YOUR TASK: Your task is to transcribe all of the records exactly and leave out the pictures.

DATA SHOWN:
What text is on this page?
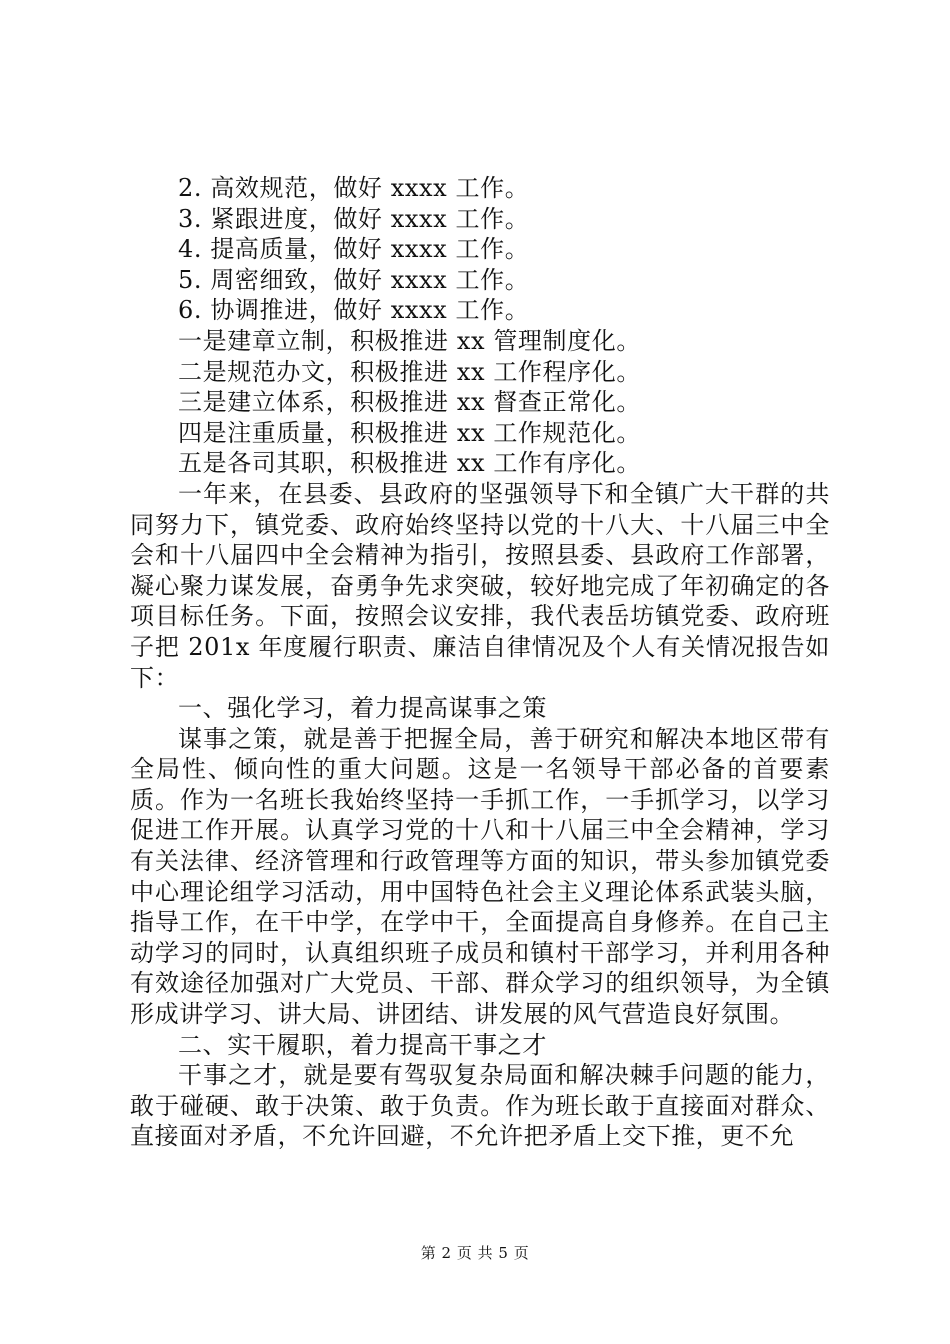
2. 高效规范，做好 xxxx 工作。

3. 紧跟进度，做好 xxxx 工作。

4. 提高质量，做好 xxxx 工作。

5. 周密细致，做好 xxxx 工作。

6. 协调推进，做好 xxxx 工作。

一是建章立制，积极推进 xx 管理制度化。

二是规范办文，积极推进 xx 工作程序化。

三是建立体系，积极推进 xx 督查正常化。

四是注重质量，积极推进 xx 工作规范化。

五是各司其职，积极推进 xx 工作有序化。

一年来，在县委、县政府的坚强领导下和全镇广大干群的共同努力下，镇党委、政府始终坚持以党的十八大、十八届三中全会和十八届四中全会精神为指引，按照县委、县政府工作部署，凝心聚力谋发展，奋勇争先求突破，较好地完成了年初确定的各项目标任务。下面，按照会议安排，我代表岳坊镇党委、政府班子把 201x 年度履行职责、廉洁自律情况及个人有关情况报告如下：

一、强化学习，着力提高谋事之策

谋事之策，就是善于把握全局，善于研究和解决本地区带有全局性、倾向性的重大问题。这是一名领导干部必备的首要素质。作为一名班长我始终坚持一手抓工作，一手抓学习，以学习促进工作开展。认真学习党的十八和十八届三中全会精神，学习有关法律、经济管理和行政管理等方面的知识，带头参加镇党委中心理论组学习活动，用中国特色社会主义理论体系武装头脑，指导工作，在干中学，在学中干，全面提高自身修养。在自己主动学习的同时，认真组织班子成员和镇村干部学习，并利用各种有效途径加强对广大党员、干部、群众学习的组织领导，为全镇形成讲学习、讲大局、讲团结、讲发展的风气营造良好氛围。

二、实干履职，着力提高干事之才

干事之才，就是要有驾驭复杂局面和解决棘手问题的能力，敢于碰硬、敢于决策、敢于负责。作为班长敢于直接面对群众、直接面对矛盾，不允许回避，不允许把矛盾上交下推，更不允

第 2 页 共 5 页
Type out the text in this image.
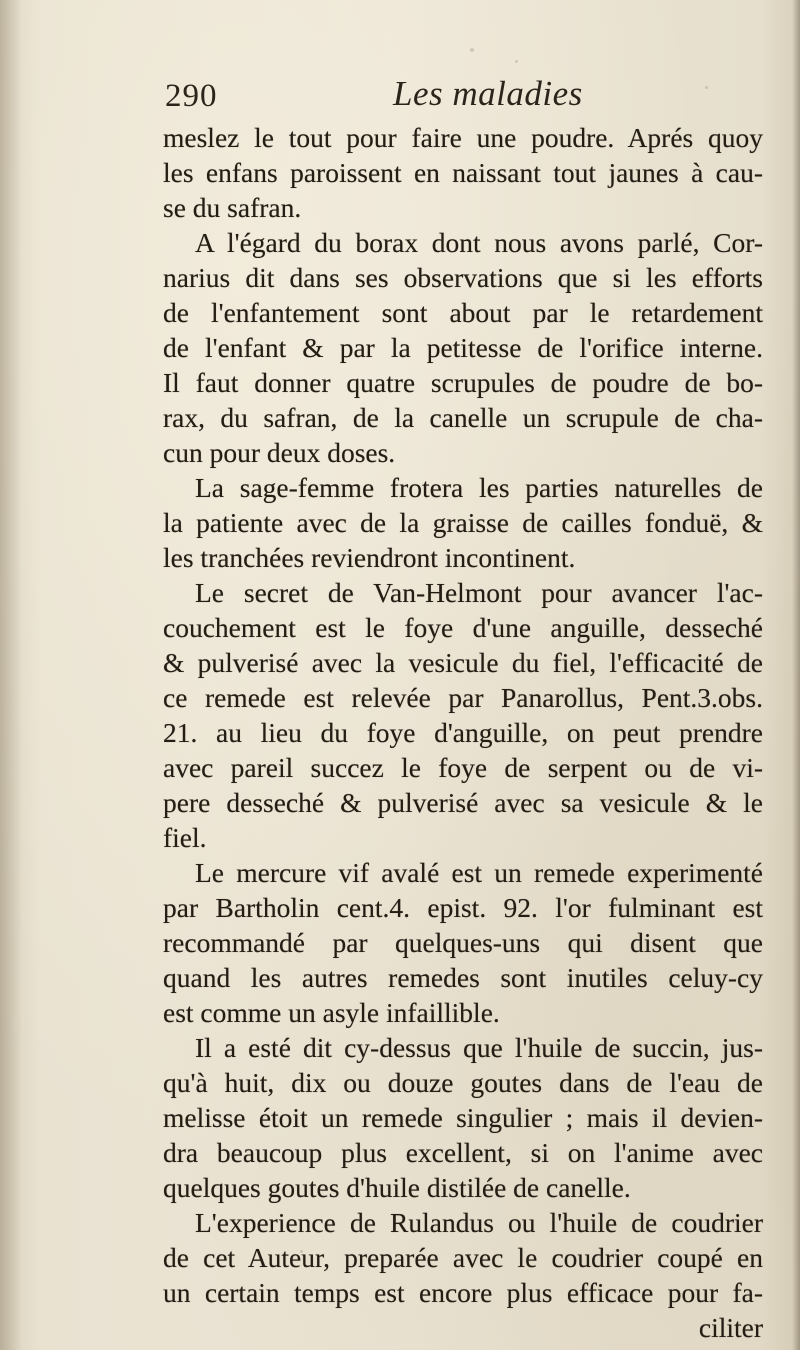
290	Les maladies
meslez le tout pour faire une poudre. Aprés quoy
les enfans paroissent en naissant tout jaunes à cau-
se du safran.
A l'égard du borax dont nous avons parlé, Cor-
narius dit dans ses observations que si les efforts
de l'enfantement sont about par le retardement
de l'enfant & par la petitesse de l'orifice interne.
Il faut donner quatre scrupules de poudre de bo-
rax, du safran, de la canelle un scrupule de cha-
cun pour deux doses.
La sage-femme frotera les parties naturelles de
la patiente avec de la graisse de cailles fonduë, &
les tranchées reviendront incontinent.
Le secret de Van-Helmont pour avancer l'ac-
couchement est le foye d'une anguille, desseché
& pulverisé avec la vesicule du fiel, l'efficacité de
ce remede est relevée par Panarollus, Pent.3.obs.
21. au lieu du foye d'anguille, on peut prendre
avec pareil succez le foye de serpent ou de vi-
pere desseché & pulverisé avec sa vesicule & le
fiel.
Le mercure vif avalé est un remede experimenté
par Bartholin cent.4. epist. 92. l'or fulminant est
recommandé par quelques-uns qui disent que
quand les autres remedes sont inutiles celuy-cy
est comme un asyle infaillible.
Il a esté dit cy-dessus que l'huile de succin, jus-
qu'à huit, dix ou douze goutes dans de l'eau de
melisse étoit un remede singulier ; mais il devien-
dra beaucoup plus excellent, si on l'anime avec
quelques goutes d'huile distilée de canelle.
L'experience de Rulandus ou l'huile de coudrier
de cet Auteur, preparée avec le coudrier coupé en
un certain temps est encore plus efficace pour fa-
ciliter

SOLUTION TO THE EXERCISE:
What text is on this page?
2. 高效规范，做好 xxxx 工作。

3. 紧跟进度，做好 xxxx 工作。

4. 提高质量，做好 xxxx 工作。

5. 周密细致，做好 xxxx 工作。

6. 协调推进，做好 xxxx 工作。

一是建章立制，积极推进 xx 管理制度化。

二是规范办文，积极推进 xx 工作程序化。

三是建立体系，积极推进 xx 督查正常化。

四是注重质量，积极推进 xx 工作规范化。

五是各司其职，积极推进 xx 工作有序化。

一年来，在县委、县政府的坚强领导下和全镇广大干群的共同努力下，镇党委、政府始终坚持以党的十八大、十八届三中全会和十八届四中全会精神为指引，按照县委、县政府工作部署，凝心聚力谋发展，奋勇争先求突破，较好地完成了年初确定的各项目标任务。下面，按照会议安排，我代表岳坊镇党委、政府班子把 201x 年度履行职责、廉洁自律情况及个人有关情况报告如下：

一、强化学习，着力提高谋事之策

谋事之策，就是善于把握全局，善于研究和解决本地区带有全局性、倾向性的重大问题。这是一名领导干部必备的首要素质。作为一名班长我始终坚持一手抓工作，一手抓学习，以学习促进工作开展。认真学习党的十八和十八届三中全会精神，学习有关法律、经济管理和行政管理等方面的知识，带头参加镇党委中心理论组学习活动，用中国特色社会主义理论体系武装头脑，指导工作，在干中学，在学中干，全面提高自身修养。在自己主动学习的同时，认真组织班子成员和镇村干部学习，并利用各种有效途径加强对广大党员、干部、群众学习的组织领导，为全镇形成讲学习、讲大局、讲团结、讲发展的风气营造良好氛围。

二、实干履职，着力提高干事之才

干事之才，就是要有驾驭复杂局面和解决棘手问题的能力，敢于碰硬、敢于决策、敢于负责。作为班长敢于直接面对群众、直接面对矛盾，不允许回避，不允许把矛盾上交下推，更不允

第 2 页 共 5 页
Type out the text in this image.
290	Les maladies
meslez le tout pour faire une poudre. Aprés quoy
les enfans paroissent en naissant tout jaunes à cau-
se du safran.
A l'égard du borax dont nous avons parlé, Cor-
narius dit dans ses observations que si les efforts
de l'enfantement sont about par le retardement
de l'enfant & par la petitesse de l'orifice interne.
Il faut donner quatre scrupules de poudre de bo-
rax, du safran, de la canelle un scrupule de cha-
cun pour deux doses.
La sage-femme frotera les parties naturelles de
la patiente avec de la graisse de cailles fonduë, &
les tranchées reviendront incontinent.
Le secret de Van-Helmont pour avancer l'ac-
couchement est le foye d'une anguille, desseché
& pulverisé avec la vesicule du fiel, l'efficacité de
ce remede est relevée par Panarollus, Pent.3.obs.
21. au lieu du foye d'anguille, on peut prendre
avec pareil succez le foye de serpent ou de vi-
pere desseché & pulverisé avec sa vesicule & le
fiel.
Le mercure vif avalé est un remede experimenté
par Bartholin cent.4. epist. 92. l'or fulminant est
recommandé par quelques-uns qui disent que
quand les autres remedes sont inutiles celuy-cy
est comme un asyle infaillible.
Il a esté dit cy-dessus que l'huile de succin, jus-
qu'à huit, dix ou douze goutes dans de l'eau de
melisse étoit un remede singulier ; mais il devien-
dra beaucoup plus excellent, si on l'anime avec
quelques goutes d'huile distilée de canelle.
L'experience de Rulandus ou l'huile de coudrier
de cet Auteur, preparée avec le coudrier coupé en
un certain temps est encore plus efficace pour fa-
ciliter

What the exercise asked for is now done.